> PROBLEM DESCRIPTION:
Find every line with the word "vnnd". Copy those lines.

> Stored data:
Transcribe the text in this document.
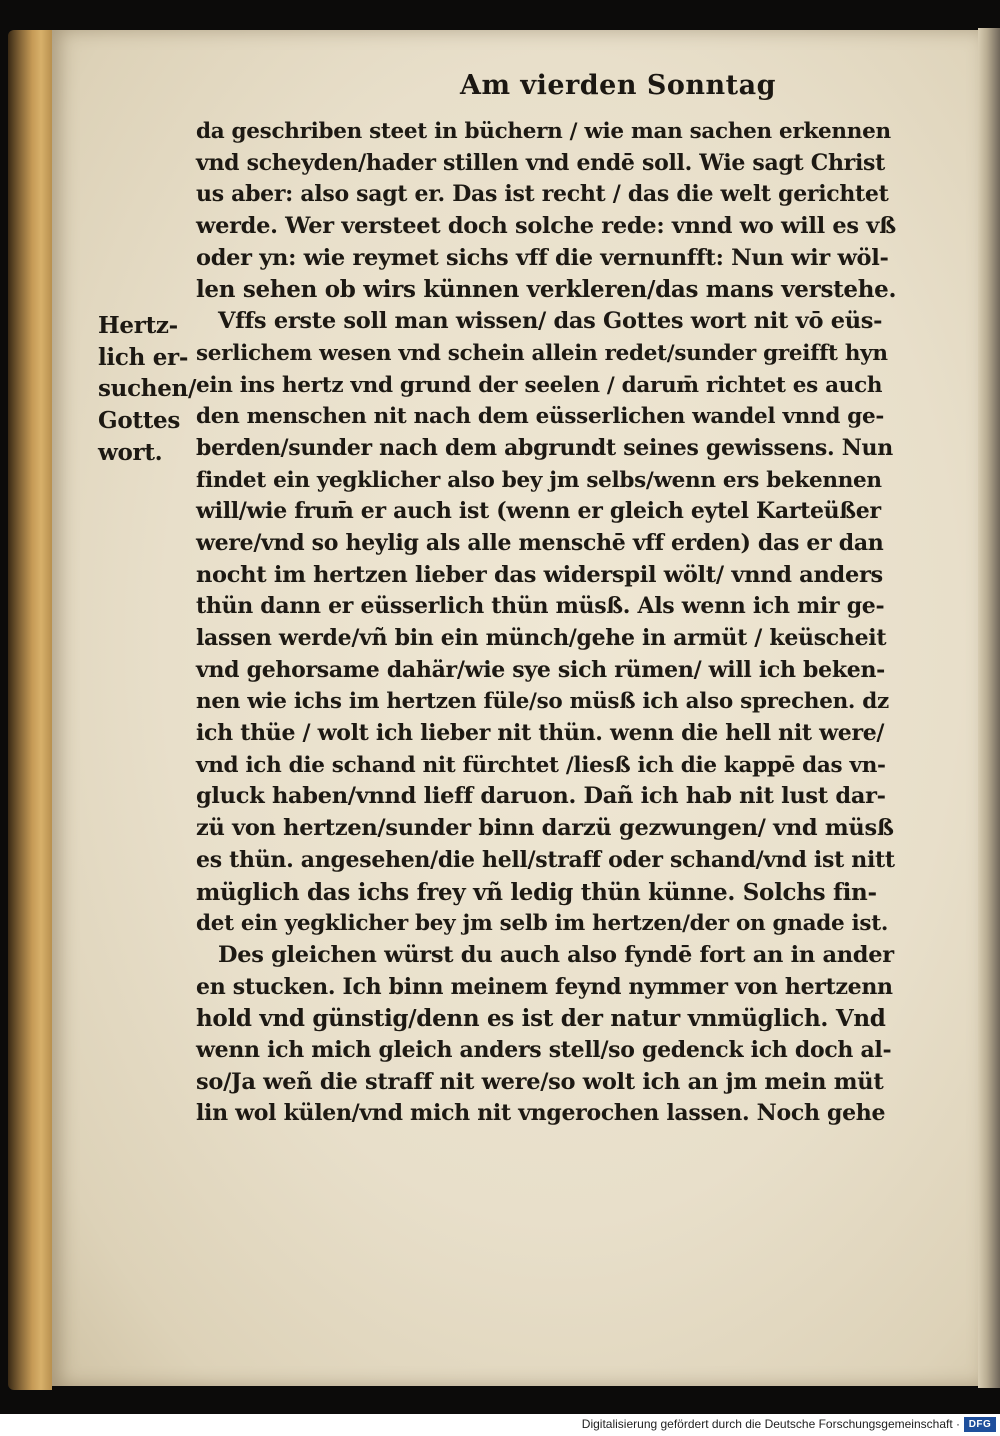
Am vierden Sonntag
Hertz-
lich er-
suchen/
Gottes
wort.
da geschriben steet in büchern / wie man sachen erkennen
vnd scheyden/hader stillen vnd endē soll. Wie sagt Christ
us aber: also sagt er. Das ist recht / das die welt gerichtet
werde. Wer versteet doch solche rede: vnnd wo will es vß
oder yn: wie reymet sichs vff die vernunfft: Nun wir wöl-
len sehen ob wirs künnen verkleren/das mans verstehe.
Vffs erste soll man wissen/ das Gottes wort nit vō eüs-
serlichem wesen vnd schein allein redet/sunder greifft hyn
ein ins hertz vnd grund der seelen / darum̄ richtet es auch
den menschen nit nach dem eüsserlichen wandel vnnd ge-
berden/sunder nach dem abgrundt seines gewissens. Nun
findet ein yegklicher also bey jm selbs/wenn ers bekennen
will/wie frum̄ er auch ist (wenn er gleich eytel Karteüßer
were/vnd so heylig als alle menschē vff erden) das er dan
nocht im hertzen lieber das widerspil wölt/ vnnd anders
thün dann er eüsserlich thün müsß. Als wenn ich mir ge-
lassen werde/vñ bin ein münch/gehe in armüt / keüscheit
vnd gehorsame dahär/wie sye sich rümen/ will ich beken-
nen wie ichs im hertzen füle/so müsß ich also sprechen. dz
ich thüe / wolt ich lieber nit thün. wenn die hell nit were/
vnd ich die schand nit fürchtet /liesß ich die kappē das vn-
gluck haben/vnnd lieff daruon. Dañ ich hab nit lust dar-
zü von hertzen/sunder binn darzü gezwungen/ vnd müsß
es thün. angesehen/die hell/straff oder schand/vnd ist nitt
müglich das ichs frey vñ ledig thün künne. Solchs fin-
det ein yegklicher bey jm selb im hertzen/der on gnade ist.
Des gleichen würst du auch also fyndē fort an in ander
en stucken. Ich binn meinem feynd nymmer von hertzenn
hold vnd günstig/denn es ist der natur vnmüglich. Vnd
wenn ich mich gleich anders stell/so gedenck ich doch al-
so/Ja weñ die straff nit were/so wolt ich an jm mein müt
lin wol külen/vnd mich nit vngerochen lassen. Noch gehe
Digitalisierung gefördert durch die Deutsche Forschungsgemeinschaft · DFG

==

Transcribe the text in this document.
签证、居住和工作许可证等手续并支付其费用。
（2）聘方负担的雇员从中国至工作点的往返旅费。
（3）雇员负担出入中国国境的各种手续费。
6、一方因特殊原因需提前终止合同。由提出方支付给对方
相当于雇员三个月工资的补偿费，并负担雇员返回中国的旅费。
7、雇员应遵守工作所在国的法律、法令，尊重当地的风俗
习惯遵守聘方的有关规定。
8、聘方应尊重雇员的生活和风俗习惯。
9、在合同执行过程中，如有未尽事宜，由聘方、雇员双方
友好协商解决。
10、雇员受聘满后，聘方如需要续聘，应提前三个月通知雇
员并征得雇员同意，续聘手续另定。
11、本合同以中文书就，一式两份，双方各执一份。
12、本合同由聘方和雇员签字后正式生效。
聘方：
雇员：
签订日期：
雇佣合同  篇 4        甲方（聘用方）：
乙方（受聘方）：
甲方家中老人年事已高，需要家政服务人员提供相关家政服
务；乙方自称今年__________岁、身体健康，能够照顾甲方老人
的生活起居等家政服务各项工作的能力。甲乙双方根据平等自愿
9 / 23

> RESPONSE TO THE TASK:
werde. Wer versteet doch solche rede: vnnd wo will es vß
den menschen nit nach dem eüsserlichen wandel vnnd ge-
nocht im hertzen lieber das widerspil wölt/ vnnd anders
gluck haben/vnnd lieff daruon. Dañ ich hab nit lust dar-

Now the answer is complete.